[Text]:
Question on M5000

Is anyone in possession of a Quadro M5000 card? The question is, what is the deviceProp.ECCEnabled boolean set to for this card? It has ECC for the main memory, but not for registers and cache, so I am wondering if it is categorized as having ECC or not within the cudaGetDeviceProperties call.

Thanks!

Do any GPUs have ECC protection for registers and caches? Not to my recollection; they are only protected by parity bits from what I recall (corrections welcome!). In other words, ECC is normally considered as a property of the on-board memory of the GPU. That said, I do not know whether the Quadro M5000 supports ECC or not.

Purely out of interest: What is the significance of the value of ECCEnabled returned by cudaGetDeviceProperties to your software?

Tesla cards specifically state that the ECC protection covers registers and caches. See e.g. [url]http://www.nvidia.com/content/PDF/kepler/Tesla-K40-Active-Board-Spec-BD-06949-001_v03.pdf[/url] second paragraph of the overview.

On the other hand, Quadro cards do not use the same language. See e.g. [url]http://h20195.www2.hp.com/v2/getpdf.aspx/c05040364.pdf?ver=1[/url] (couldnt find the equivalent on nvidia’s page) where they mention “8GB GDDR5 ultra fast ECC memory supporting a wide memory path to minimize memory access performance penalties”.

As for the little story behind checking for that flag… we develop medical software and we only flag ECC enabled graphics card as being “valid” within a system, and want our CI/CD testing to be done on hardware that doesn’t require a code change (disabling that check). We’re looking at non Tesla options for our testing hardware (for cost reasons), but if the Quadro doesnt answer “yes” to the ECC flag then we might as well go with GeForces and live with disabling that check within the software during development.

[Information supplied]:
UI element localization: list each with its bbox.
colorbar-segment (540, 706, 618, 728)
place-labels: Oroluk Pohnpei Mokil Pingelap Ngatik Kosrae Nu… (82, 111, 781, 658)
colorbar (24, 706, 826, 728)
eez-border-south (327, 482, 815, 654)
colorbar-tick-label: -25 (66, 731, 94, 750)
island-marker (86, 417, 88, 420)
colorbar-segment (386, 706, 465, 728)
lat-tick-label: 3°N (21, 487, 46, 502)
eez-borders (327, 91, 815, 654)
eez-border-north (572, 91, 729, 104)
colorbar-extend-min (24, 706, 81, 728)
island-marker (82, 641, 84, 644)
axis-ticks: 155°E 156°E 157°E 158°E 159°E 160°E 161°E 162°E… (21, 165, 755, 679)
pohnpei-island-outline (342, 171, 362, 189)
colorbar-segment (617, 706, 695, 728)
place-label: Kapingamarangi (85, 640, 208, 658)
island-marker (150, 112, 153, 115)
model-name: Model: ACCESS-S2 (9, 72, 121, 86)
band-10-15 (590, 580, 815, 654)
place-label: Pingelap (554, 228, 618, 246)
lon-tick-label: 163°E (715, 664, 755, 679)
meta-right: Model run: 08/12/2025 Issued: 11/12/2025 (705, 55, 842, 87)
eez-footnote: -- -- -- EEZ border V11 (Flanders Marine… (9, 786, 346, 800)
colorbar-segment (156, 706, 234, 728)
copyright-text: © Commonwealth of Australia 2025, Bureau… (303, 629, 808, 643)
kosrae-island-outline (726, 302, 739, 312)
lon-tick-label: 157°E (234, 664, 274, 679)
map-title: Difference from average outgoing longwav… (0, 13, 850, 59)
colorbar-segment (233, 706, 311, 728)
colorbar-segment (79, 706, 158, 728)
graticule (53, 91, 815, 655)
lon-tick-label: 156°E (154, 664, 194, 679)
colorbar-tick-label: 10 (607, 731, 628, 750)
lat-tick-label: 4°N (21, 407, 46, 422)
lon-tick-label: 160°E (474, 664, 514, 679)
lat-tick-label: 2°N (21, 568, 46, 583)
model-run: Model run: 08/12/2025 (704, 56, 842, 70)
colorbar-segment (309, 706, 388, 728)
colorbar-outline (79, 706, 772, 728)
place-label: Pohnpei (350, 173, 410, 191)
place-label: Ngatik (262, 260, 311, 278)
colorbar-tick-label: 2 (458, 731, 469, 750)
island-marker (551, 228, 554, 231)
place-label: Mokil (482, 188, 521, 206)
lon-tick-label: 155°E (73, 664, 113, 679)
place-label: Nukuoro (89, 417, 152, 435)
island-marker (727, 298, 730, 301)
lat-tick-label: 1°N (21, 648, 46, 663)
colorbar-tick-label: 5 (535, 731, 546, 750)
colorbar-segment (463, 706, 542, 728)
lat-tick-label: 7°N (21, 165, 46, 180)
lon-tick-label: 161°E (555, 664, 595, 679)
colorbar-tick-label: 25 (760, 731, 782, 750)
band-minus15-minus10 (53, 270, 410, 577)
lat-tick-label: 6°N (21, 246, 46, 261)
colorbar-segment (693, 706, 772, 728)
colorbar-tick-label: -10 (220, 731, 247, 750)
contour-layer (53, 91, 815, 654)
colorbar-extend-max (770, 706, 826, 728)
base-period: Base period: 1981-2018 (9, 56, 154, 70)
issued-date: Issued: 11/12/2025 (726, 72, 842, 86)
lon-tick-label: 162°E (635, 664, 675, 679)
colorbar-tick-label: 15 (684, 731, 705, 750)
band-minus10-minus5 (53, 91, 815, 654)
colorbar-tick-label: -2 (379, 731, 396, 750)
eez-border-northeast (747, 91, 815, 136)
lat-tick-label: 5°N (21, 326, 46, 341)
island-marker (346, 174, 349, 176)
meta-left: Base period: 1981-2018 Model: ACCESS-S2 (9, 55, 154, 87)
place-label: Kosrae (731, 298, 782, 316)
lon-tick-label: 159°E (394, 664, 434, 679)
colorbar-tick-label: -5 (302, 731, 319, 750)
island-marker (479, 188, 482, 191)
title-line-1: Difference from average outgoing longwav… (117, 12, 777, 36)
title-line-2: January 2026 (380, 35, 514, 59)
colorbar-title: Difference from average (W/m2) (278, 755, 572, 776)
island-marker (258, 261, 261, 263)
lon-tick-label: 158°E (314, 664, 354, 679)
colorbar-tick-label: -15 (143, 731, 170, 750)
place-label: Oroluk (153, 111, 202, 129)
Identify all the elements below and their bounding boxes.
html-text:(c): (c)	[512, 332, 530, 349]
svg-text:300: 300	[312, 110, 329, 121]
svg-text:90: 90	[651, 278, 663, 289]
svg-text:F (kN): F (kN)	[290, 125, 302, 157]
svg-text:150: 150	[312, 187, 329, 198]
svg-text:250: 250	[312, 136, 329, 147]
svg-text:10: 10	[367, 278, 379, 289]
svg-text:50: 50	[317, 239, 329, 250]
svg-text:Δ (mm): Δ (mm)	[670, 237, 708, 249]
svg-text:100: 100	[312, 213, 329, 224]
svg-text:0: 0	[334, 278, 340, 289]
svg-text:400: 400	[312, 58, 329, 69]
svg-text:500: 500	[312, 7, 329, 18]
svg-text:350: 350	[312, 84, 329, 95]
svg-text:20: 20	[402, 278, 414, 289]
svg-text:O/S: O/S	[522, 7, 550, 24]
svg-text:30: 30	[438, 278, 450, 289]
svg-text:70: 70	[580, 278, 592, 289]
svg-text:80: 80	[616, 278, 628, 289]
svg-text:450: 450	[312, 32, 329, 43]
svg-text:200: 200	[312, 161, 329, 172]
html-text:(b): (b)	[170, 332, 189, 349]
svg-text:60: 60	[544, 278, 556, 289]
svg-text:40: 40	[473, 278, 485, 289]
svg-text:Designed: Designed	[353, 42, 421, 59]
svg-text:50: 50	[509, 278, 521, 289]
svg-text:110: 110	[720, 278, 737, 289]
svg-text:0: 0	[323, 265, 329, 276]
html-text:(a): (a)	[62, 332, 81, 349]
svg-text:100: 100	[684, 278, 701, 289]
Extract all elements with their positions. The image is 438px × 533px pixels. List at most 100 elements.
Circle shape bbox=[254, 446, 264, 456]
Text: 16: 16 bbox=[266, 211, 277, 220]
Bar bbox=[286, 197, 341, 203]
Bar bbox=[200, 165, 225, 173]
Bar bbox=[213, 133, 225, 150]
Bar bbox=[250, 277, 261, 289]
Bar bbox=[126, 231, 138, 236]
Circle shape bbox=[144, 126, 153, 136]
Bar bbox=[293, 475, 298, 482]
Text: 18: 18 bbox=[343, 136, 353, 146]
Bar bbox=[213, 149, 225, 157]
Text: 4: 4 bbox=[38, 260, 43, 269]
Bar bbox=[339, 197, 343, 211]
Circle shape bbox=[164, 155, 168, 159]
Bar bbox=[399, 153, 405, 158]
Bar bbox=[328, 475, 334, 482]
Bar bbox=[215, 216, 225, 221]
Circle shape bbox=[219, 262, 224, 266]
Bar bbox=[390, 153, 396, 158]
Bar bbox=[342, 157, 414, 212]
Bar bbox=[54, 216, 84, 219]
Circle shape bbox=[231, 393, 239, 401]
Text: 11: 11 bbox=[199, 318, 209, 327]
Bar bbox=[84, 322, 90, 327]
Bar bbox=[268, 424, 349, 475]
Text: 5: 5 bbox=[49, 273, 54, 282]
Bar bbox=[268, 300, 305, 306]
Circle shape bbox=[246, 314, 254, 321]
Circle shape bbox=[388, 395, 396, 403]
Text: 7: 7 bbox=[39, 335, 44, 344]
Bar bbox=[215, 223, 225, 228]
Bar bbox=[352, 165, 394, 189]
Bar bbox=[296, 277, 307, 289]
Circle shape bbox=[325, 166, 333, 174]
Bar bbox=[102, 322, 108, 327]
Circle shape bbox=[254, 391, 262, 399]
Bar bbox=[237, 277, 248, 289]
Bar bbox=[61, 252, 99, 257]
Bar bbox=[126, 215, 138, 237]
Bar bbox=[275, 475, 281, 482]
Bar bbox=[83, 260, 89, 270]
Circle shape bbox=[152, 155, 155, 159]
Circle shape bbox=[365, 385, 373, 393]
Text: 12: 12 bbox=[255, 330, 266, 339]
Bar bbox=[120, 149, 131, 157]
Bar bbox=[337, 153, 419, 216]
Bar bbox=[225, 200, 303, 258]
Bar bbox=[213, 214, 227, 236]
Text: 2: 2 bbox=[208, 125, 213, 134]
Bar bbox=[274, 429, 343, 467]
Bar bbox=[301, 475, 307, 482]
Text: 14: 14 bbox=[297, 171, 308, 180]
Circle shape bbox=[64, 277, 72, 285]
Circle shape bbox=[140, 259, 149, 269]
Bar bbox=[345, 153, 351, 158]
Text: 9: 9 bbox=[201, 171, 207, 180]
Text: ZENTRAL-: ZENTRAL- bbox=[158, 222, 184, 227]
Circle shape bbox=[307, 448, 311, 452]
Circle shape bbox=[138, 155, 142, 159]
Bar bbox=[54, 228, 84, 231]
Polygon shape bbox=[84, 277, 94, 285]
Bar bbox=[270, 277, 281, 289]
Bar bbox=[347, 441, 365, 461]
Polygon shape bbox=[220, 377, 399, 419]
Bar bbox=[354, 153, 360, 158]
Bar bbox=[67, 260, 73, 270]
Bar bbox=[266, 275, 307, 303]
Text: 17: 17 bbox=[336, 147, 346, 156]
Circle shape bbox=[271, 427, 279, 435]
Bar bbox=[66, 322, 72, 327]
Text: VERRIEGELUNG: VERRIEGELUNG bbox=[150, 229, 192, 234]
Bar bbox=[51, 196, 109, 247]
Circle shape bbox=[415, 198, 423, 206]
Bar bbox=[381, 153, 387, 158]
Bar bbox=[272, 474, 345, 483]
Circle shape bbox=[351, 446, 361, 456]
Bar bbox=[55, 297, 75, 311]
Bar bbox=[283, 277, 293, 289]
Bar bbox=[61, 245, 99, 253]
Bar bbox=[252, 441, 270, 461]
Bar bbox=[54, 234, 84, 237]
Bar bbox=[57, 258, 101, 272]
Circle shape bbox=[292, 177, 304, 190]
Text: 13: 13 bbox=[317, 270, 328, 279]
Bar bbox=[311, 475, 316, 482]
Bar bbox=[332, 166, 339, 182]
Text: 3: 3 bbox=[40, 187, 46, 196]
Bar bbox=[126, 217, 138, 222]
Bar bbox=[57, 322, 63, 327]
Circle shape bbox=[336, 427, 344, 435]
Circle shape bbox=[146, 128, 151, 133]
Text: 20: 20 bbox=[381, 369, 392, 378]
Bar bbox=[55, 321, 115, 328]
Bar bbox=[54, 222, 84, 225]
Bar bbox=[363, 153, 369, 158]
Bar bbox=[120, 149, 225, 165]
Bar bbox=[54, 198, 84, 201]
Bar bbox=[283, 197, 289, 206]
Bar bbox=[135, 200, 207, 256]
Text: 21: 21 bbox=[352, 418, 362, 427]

[Tasks]:
a – Quote every sentence in the forum thread on the Quadro M5000 that ends with a question mark, in the order it appears.
b – Write the next reply in the forum thread on the Quadro M5000, following on from its last post.

[Solved problems]:
a –
1. Is anyone in possession of a Quadro M5000 card?
2. The question is, what is the deviceProp.ECCEnabled boolean set to for this card?
3. Do any GPUs have ECC protection for registers and caches?
4. Purely out of interest: What is the significance of the value of ECCEnabled returned by cudaGetDeviceProperties to your software?

b –
Thanks for the correction regarding ECC protection in modern GPUs. Since documentation does not have a unit test, it can easily be incomplete or inconsistent, at times even plain incorrect. I note that the quoted text about the Quadro does not preclude ECC protection on registers and caches, it is simply silent on the issue, possibly because this is not an important detail for typical Quadro customers.

If you must ensure that full ECC protection is available in identical fashion on both Tesla and Quadro, I would suggest getting in touch directly with NVIDIA through dedicated Tesla support channels.

I certainly appreciate why such assurances would be important in the context of GPUs used in medical devices: in the context of medical imaging I have stated before that ECC is desired because one would never want to have to worry whether a discolored spot in an image is an artifact caused by a flipped bit in GPU memory, or a cancerous lesion.